Dataset excerpt >>
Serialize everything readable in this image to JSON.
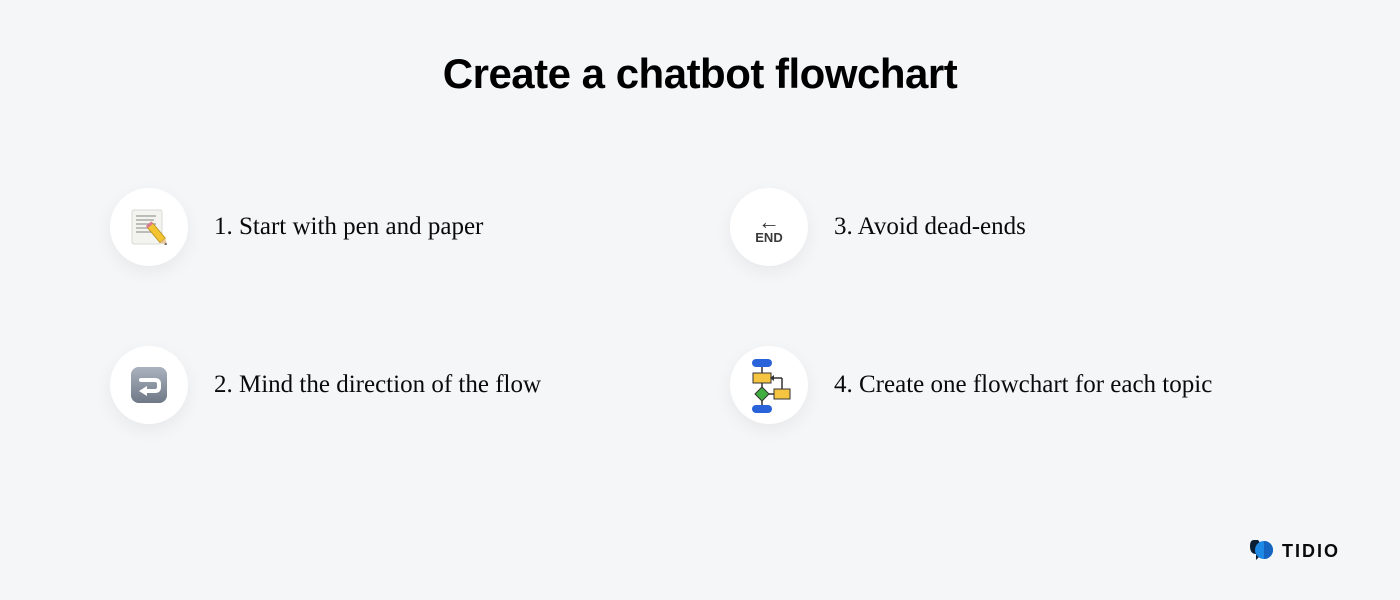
{
  "title": "Create a chatbot flowchart",
  "items": [
    {
      "number": "1.",
      "label": "Start with pen and paper",
      "icon": "memo-pencil-icon"
    },
    {
      "number": "2.",
      "label": "Mind the direction of the flow",
      "icon": "return-arrow-icon"
    },
    {
      "number": "3.",
      "label": "Avoid dead-ends",
      "icon": "end-arrow-icon"
    },
    {
      "number": "4.",
      "label": "Create one flowchart for each topic",
      "icon": "flowchart-icon"
    }
  ],
  "brand": {
    "name": "TIDIO"
  }
}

PROBLEM >>
Copy the records above exactly, leaving out every picture.

COMPLETE OUTPUT >>
Serialize everything readable in this image to JSON.
{
  "title": "Create a chatbot flowchart",
  "items": [
    {
      "number": "1.",
      "label": "Start with pen and paper",
      "icon": "memo-pencil-icon"
    },
    {
      "number": "2.",
      "label": "Mind the direction of the flow",
      "icon": "return-arrow-icon"
    },
    {
      "number": "3.",
      "label": "Avoid dead-ends",
      "icon": "end-arrow-icon"
    },
    {
      "number": "4.",
      "label": "Create one flowchart for each topic",
      "icon": "flowchart-icon"
    }
  ],
  "brand": {
    "name": "TIDIO"
  }
}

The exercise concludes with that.